• _WHAT TO PRODUCE_: Output all of the records exactly as written.

• _DATA TO PROCESS_:
------------------------------------------------
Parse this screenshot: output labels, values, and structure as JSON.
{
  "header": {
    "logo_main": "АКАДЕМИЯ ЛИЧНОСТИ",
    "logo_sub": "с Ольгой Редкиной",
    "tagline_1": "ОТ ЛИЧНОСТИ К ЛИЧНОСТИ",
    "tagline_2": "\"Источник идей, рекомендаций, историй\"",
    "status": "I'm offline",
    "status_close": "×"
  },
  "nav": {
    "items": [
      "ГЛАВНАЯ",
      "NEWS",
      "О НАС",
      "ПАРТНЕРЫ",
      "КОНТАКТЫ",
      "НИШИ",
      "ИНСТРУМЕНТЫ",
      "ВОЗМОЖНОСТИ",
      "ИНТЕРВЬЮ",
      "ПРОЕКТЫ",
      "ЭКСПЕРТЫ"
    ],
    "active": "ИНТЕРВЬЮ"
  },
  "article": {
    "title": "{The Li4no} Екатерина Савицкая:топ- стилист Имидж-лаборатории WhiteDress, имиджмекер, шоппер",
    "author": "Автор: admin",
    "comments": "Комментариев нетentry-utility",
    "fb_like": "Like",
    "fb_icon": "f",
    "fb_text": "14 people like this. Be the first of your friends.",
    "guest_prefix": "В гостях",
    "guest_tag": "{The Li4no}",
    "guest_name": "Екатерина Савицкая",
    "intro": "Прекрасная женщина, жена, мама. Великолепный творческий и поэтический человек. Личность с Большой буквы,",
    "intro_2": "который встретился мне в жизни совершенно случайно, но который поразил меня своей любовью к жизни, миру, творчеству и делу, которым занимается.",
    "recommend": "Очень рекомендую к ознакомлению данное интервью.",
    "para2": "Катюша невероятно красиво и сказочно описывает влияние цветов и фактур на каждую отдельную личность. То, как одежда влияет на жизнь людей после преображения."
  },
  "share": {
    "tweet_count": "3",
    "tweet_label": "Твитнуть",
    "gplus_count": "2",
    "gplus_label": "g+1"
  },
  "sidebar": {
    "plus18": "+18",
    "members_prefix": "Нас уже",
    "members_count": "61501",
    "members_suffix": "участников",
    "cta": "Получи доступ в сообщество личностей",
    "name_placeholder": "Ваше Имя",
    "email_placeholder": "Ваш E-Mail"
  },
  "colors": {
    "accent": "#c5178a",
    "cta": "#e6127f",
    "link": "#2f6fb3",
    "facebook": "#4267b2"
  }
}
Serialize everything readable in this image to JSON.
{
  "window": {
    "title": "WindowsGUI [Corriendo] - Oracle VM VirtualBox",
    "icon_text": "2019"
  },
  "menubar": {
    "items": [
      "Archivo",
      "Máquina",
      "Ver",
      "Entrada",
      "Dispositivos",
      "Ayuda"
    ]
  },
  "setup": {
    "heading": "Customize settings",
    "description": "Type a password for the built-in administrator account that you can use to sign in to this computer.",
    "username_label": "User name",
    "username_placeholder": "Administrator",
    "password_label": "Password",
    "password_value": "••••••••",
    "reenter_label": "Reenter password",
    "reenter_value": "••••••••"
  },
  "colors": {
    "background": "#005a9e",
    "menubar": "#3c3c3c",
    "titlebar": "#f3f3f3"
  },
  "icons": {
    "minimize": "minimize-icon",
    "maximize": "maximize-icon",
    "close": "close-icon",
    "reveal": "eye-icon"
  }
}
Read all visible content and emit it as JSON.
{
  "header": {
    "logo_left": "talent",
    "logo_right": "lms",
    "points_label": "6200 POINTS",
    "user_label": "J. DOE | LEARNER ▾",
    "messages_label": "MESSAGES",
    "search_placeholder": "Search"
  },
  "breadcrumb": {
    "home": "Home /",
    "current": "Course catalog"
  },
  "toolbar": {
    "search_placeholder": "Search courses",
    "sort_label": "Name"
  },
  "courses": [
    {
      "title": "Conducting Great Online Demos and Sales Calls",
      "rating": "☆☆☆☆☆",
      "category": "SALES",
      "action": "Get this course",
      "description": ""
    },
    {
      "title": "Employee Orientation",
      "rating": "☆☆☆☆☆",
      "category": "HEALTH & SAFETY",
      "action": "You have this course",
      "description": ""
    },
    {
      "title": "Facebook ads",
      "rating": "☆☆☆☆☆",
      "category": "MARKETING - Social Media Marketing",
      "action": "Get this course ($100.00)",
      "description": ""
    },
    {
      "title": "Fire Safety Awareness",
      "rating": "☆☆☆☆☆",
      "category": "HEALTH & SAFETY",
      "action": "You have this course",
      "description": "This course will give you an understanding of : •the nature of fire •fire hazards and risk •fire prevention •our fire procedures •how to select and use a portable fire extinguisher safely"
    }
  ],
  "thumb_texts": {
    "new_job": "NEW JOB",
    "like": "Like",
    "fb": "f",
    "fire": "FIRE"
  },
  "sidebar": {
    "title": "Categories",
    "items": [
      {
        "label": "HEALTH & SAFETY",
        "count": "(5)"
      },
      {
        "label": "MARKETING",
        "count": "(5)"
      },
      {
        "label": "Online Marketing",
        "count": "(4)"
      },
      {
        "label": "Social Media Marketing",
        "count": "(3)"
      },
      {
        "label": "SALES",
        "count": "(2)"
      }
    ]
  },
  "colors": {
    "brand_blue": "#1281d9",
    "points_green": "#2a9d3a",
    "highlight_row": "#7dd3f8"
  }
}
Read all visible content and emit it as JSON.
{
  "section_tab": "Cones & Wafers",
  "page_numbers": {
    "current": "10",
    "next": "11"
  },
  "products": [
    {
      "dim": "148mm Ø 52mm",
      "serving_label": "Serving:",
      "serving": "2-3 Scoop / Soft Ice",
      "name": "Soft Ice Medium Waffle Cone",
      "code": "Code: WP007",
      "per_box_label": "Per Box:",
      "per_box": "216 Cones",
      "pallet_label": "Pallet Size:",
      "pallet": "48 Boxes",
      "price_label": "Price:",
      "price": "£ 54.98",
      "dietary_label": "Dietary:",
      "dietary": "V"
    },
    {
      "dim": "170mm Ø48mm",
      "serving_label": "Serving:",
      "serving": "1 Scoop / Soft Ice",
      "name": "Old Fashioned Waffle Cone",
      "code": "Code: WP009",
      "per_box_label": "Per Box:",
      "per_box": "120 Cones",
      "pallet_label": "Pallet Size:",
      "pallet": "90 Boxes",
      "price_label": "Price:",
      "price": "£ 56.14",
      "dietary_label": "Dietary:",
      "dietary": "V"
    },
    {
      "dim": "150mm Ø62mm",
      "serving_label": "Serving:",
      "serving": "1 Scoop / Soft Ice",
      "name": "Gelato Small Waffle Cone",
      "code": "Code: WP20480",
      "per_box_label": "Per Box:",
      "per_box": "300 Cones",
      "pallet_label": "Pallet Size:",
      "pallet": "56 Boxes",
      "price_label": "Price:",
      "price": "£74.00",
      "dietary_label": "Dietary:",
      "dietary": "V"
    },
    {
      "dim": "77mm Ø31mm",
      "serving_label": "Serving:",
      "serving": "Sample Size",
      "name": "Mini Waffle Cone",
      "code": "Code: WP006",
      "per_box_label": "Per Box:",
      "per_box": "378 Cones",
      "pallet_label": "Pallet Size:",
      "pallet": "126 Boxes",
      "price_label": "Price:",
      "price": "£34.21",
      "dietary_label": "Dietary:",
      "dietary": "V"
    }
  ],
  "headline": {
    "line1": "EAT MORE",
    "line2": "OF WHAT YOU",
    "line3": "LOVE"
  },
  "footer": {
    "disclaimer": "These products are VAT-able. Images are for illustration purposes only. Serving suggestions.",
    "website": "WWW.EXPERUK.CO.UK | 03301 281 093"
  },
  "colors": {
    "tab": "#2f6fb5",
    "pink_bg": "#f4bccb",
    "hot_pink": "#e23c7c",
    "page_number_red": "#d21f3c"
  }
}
------------------------------------------------
• _ANSWER FOR THE TASK_:
Parse this screenshot: output labels, values, and structure as JSON.
{
  "header": {
    "logo_main": "АКАДЕМИЯ ЛИЧНОСТИ",
    "logo_sub": "с Ольгой Редкиной",
    "tagline_1": "ОТ ЛИЧНОСТИ К ЛИЧНОСТИ",
    "tagline_2": "\"Источник идей, рекомендаций, историй\"",
    "status": "I'm offline",
    "status_close": "×"
  },
  "nav": {
    "items": [
      "ГЛАВНАЯ",
      "NEWS",
      "О НАС",
      "ПАРТНЕРЫ",
      "КОНТАКТЫ",
      "НИШИ",
      "ИНСТРУМЕНТЫ",
      "ВОЗМОЖНОСТИ",
      "ИНТЕРВЬЮ",
      "ПРОЕКТЫ",
      "ЭКСПЕРТЫ"
    ],
    "active": "ИНТЕРВЬЮ"
  },
  "article": {
    "title": "{The Li4no} Екатерина Савицкая:топ- стилист Имидж-лаборатории WhiteDress, имиджмекер, шоппер",
    "author": "Автор: admin",
    "comments": "Комментариев нетentry-utility",
    "fb_like": "Like",
    "fb_icon": "f",
    "fb_text": "14 people like this. Be the first of your friends.",
    "guest_prefix": "В гостях",
    "guest_tag": "{The Li4no}",
    "guest_name": "Екатерина Савицкая",
    "intro": "Прекрасная женщина, жена, мама. Великолепный творческий и поэтический человек. Личность с Большой буквы,",
    "intro_2": "который встретился мне в жизни совершенно случайно, но который поразил меня своей любовью к жизни, миру, творчеству и делу, которым занимается.",
    "recommend": "Очень рекомендую к ознакомлению данное интервью.",
    "para2": "Катюша невероятно красиво и сказочно описывает влияние цветов и фактур на каждую отдельную личность. То, как одежда влияет на жизнь людей после преображения."
  },
  "share": {
    "tweet_count": "3",
    "tweet_label": "Твитнуть",
    "gplus_count": "2",
    "gplus_label": "g+1"
  },
  "sidebar": {
    "plus18": "+18",
    "members_prefix": "Нас уже",
    "members_count": "61501",
    "members_suffix": "участников",
    "cta": "Получи доступ в сообщество личностей",
    "name_placeholder": "Ваше Имя",
    "email_placeholder": "Ваш E-Mail"
  },
  "colors": {
    "accent": "#c5178a",
    "cta": "#e6127f",
    "link": "#2f6fb3",
    "facebook": "#4267b2"
  }
}
Serialize everything readable in this image to JSON.
{
  "window": {
    "title": "WindowsGUI [Corriendo] - Oracle VM VirtualBox",
    "icon_text": "2019"
  },
  "menubar": {
    "items": [
      "Archivo",
      "Máquina",
      "Ver",
      "Entrada",
      "Dispositivos",
      "Ayuda"
    ]
  },
  "setup": {
    "heading": "Customize settings",
    "description": "Type a password for the built-in administrator account that you can use to sign in to this computer.",
    "username_label": "User name",
    "username_placeholder": "Administrator",
    "password_label": "Password",
    "password_value": "••••••••",
    "reenter_label": "Reenter password",
    "reenter_value": "••••••••"
  },
  "colors": {
    "background": "#005a9e",
    "menubar": "#3c3c3c",
    "titlebar": "#f3f3f3"
  },
  "icons": {
    "minimize": "minimize-icon",
    "maximize": "maximize-icon",
    "close": "close-icon",
    "reveal": "eye-icon"
  }
}
Read all visible content and emit it as JSON.
{
  "header": {
    "logo_left": "talent",
    "logo_right": "lms",
    "points_label": "6200 POINTS",
    "user_label": "J. DOE | LEARNER ▾",
    "messages_label": "MESSAGES",
    "search_placeholder": "Search"
  },
  "breadcrumb": {
    "home": "Home /",
    "current": "Course catalog"
  },
  "toolbar": {
    "search_placeholder": "Search courses",
    "sort_label": "Name"
  },
  "courses": [
    {
      "title": "Conducting Great Online Demos and Sales Calls",
      "rating": "☆☆☆☆☆",
      "category": "SALES",
      "action": "Get this course",
      "description": ""
    },
    {
      "title": "Employee Orientation",
      "rating": "☆☆☆☆☆",
      "category": "HEALTH & SAFETY",
      "action": "You have this course",
      "description": ""
    },
    {
      "title": "Facebook ads",
      "rating": "☆☆☆☆☆",
      "category": "MARKETING - Social Media Marketing",
      "action": "Get this course ($100.00)",
      "description": ""
    },
    {
      "title": "Fire Safety Awareness",
      "rating": "☆☆☆☆☆",
      "category": "HEALTH & SAFETY",
      "action": "You have this course",
      "description": "This course will give you an understanding of : •the nature of fire •fire hazards and risk •fire prevention •our fire procedures •how to select and use a portable fire extinguisher safely"
    }
  ],
  "thumb_texts": {
    "new_job": "NEW JOB",
    "like": "Like",
    "fb": "f",
    "fire": "FIRE"
  },
  "sidebar": {
    "title": "Categories",
    "items": [
      {
        "label": "HEALTH & SAFETY",
        "count": "(5)"
      },
      {
        "label": "MARKETING",
        "count": "(5)"
      },
      {
        "label": "Online Marketing",
        "count": "(4)"
      },
      {
        "label": "Social Media Marketing",
        "count": "(3)"
      },
      {
        "label": "SALES",
        "count": "(2)"
      }
    ]
  },
  "colors": {
    "brand_blue": "#1281d9",
    "points_green": "#2a9d3a",
    "highlight_row": "#7dd3f8"
  }
}
Read all visible content and emit it as JSON.
{
  "section_tab": "Cones & Wafers",
  "page_numbers": {
    "current": "10",
    "next": "11"
  },
  "products": [
    {
      "dim": "148mm Ø 52mm",
      "serving_label": "Serving:",
      "serving": "2-3 Scoop / Soft Ice",
      "name": "Soft Ice Medium Waffle Cone",
      "code": "Code: WP007",
      "per_box_label": "Per Box:",
      "per_box": "216 Cones",
      "pallet_label": "Pallet Size:",
      "pallet": "48 Boxes",
      "price_label": "Price:",
      "price": "£ 54.98",
      "dietary_label": "Dietary:",
      "dietary": "V"
    },
    {
      "dim": "170mm Ø48mm",
      "serving_label": "Serving:",
      "serving": "1 Scoop / Soft Ice",
      "name": "Old Fashioned Waffle Cone",
      "code": "Code: WP009",
      "per_box_label": "Per Box:",
      "per_box": "120 Cones",
      "pallet_label": "Pallet Size:",
      "pallet": "90 Boxes",
      "price_label": "Price:",
      "price": "£ 56.14",
      "dietary_label": "Dietary:",
      "dietary": "V"
    },
    {
      "dim": "150mm Ø62mm",
      "serving_label": "Serving:",
      "serving": "1 Scoop / Soft Ice",
      "name": "Gelato Small Waffle Cone",
      "code": "Code: WP20480",
      "per_box_label": "Per Box:",
      "per_box": "300 Cones",
      "pallet_label": "Pallet Size:",
      "pallet": "56 Boxes",
      "price_label": "Price:",
      "price": "£74.00",
      "dietary_label": "Dietary:",
      "dietary": "V"
    },
    {
      "dim": "77mm Ø31mm",
      "serving_label": "Serving:",
      "serving": "Sample Size",
      "name": "Mini Waffle Cone",
      "code": "Code: WP006",
      "per_box_label": "Per Box:",
      "per_box": "378 Cones",
      "pallet_label": "Pallet Size:",
      "pallet": "126 Boxes",
      "price_label": "Price:",
      "price": "£34.21",
      "dietary_label": "Dietary:",
      "dietary": "V"
    }
  ],
  "headline": {
    "line1": "EAT MORE",
    "line2": "OF WHAT YOU",
    "line3": "LOVE"
  },
  "footer": {
    "disclaimer": "These products are VAT-able. Images are for illustration purposes only. Serving suggestions.",
    "website": "WWW.EXPERUK.CO.UK | 03301 281 093"
  },
  "colors": {
    "tab": "#2f6fb5",
    "pink_bg": "#f4bccb",
    "hot_pink": "#e23c7c",
    "page_number_red": "#d21f3c"
  }
}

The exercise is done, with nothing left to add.